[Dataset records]
>>>>>
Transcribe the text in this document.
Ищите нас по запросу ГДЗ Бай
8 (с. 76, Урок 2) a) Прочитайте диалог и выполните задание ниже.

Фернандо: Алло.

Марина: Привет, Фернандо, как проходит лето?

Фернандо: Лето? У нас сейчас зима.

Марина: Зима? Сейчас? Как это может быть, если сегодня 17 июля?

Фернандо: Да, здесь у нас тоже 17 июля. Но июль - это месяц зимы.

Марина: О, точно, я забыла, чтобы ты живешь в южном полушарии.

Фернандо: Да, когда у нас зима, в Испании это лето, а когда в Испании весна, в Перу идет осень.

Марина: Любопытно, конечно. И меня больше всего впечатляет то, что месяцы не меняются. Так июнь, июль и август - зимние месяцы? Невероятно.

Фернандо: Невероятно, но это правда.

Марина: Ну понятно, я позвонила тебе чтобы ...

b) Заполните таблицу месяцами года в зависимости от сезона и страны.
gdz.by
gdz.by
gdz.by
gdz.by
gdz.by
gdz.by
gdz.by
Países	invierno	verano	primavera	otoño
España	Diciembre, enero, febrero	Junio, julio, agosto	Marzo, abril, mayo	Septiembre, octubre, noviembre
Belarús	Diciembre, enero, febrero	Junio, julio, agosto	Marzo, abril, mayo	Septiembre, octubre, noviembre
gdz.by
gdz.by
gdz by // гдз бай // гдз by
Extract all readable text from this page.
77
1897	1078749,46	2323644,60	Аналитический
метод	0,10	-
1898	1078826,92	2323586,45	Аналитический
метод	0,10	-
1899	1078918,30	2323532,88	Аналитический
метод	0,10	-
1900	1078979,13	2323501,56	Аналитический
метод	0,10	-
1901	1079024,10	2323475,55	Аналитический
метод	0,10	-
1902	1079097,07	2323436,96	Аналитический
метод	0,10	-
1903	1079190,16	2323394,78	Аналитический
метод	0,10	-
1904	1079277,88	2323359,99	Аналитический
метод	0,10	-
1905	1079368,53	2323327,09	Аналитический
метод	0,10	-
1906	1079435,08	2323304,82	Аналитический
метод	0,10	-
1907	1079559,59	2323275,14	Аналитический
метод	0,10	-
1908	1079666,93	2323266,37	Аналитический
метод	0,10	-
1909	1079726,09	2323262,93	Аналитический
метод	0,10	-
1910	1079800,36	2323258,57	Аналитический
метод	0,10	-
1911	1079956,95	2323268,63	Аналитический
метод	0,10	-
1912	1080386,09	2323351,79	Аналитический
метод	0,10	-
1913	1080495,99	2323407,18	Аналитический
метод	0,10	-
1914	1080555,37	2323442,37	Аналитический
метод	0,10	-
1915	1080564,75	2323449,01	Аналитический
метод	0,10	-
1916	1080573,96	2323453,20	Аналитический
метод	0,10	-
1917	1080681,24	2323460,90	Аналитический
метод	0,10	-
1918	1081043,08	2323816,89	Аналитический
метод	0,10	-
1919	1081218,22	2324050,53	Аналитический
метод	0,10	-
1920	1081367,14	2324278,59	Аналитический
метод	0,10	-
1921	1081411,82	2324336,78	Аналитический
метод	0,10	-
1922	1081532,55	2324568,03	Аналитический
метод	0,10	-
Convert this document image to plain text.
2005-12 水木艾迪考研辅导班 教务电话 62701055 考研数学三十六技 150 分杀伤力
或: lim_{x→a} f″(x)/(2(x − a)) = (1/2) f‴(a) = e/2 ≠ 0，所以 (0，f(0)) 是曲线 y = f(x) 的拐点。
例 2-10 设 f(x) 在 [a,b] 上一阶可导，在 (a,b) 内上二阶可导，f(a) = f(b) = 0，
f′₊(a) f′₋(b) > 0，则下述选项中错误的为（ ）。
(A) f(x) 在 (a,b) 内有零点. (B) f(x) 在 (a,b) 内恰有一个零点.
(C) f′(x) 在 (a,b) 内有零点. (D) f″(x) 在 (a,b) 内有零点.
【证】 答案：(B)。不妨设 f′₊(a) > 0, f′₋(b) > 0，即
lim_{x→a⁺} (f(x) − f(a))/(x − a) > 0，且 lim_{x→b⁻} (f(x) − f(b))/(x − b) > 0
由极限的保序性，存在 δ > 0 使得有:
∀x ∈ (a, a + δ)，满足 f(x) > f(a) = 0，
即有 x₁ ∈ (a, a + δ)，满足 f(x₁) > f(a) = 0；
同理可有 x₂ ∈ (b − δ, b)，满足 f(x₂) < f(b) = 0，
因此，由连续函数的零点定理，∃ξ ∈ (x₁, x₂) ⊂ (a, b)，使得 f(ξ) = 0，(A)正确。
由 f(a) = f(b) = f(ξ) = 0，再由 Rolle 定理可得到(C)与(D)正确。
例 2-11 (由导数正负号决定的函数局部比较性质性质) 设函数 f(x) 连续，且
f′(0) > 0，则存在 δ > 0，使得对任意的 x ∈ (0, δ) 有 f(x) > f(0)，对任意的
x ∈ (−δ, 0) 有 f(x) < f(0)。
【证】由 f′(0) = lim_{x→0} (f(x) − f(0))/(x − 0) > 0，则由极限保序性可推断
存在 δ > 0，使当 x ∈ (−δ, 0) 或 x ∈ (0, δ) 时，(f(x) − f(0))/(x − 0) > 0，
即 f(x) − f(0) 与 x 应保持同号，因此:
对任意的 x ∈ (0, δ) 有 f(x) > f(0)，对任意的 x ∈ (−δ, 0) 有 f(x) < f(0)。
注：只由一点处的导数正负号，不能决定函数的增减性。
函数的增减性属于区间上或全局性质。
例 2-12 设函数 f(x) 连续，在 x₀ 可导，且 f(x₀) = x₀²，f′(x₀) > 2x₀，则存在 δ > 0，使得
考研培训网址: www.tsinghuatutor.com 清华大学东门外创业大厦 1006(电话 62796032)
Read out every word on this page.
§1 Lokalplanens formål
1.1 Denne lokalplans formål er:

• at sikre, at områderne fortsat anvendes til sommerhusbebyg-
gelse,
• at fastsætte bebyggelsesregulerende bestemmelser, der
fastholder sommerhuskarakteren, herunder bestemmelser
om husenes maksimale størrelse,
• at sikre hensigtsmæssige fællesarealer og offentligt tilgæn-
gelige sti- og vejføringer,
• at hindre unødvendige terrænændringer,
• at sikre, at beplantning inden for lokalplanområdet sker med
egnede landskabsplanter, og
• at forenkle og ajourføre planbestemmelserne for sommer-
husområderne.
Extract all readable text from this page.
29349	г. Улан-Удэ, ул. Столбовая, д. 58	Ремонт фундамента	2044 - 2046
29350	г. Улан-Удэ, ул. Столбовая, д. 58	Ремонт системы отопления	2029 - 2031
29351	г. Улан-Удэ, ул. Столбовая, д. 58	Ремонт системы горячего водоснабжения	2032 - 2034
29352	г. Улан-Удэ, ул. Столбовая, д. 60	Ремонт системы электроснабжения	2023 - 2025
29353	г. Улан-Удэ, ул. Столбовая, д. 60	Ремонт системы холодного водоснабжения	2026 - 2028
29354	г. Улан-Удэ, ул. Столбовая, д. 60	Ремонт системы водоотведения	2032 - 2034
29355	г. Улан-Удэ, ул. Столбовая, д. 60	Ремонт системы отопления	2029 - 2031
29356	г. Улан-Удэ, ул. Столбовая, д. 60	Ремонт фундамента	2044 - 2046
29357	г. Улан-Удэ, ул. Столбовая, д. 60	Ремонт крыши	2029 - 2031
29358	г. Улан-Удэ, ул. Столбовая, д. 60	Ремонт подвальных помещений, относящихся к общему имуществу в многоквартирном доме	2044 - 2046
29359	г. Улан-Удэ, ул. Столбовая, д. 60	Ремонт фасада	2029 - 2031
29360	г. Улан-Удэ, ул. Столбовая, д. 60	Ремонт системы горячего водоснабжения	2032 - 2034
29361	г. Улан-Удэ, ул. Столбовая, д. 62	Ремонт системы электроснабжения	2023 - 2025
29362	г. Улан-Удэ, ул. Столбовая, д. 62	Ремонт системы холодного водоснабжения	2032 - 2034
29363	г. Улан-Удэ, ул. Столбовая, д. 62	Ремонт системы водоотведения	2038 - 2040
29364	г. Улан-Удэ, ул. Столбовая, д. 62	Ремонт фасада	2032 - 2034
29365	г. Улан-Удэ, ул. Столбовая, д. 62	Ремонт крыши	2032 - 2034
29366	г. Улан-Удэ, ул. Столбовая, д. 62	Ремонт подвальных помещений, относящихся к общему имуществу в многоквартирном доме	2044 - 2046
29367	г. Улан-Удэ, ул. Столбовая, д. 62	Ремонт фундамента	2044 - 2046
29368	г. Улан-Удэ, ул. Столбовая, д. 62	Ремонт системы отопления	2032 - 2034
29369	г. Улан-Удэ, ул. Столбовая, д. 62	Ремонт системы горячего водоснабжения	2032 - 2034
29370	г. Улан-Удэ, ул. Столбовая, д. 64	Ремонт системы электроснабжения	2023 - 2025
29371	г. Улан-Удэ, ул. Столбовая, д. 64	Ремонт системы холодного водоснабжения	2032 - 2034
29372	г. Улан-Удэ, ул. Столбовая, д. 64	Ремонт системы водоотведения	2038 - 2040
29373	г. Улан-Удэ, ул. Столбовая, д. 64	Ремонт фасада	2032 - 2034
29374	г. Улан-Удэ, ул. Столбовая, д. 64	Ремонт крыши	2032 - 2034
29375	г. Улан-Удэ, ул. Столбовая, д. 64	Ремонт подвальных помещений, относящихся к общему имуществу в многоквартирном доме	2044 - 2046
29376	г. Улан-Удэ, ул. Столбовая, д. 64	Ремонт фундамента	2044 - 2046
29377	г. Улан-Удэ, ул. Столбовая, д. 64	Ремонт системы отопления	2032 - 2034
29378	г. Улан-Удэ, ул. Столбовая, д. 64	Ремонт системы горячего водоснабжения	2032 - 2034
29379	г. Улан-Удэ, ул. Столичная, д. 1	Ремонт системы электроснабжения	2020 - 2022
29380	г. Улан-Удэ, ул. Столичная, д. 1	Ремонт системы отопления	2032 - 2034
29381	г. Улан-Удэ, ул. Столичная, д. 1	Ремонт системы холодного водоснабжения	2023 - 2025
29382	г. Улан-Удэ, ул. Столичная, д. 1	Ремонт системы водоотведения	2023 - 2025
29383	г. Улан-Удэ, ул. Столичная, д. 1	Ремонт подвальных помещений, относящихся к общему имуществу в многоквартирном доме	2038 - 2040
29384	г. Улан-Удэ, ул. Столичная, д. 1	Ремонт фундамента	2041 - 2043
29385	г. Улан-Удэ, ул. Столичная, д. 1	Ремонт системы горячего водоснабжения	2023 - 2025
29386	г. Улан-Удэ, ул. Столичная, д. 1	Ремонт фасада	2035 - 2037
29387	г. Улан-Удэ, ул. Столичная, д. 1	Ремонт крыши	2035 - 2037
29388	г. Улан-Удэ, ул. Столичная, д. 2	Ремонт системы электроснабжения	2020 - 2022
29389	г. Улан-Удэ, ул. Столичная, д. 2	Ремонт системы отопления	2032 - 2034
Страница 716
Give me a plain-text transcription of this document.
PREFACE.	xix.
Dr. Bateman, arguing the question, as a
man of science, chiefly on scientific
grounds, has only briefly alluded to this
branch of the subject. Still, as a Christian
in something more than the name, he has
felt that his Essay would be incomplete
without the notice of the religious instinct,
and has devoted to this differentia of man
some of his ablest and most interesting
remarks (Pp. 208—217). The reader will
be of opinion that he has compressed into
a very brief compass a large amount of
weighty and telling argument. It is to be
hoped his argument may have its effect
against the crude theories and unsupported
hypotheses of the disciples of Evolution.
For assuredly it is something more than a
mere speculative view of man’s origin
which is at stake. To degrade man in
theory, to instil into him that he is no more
<<<<<
**Problem requirements**
Pick out every line above that contains the word "julio" and copy it.

**Correct answer**
España	Diciembre, enero, febrero	Junio, julio, agosto	Marzo, abril, mayo	Septiembre, octubre, noviembre
Belarús	Diciembre, enero, febrero	Junio, julio, agosto	Marzo, abril, mayo	Septiembre, octubre, noviembre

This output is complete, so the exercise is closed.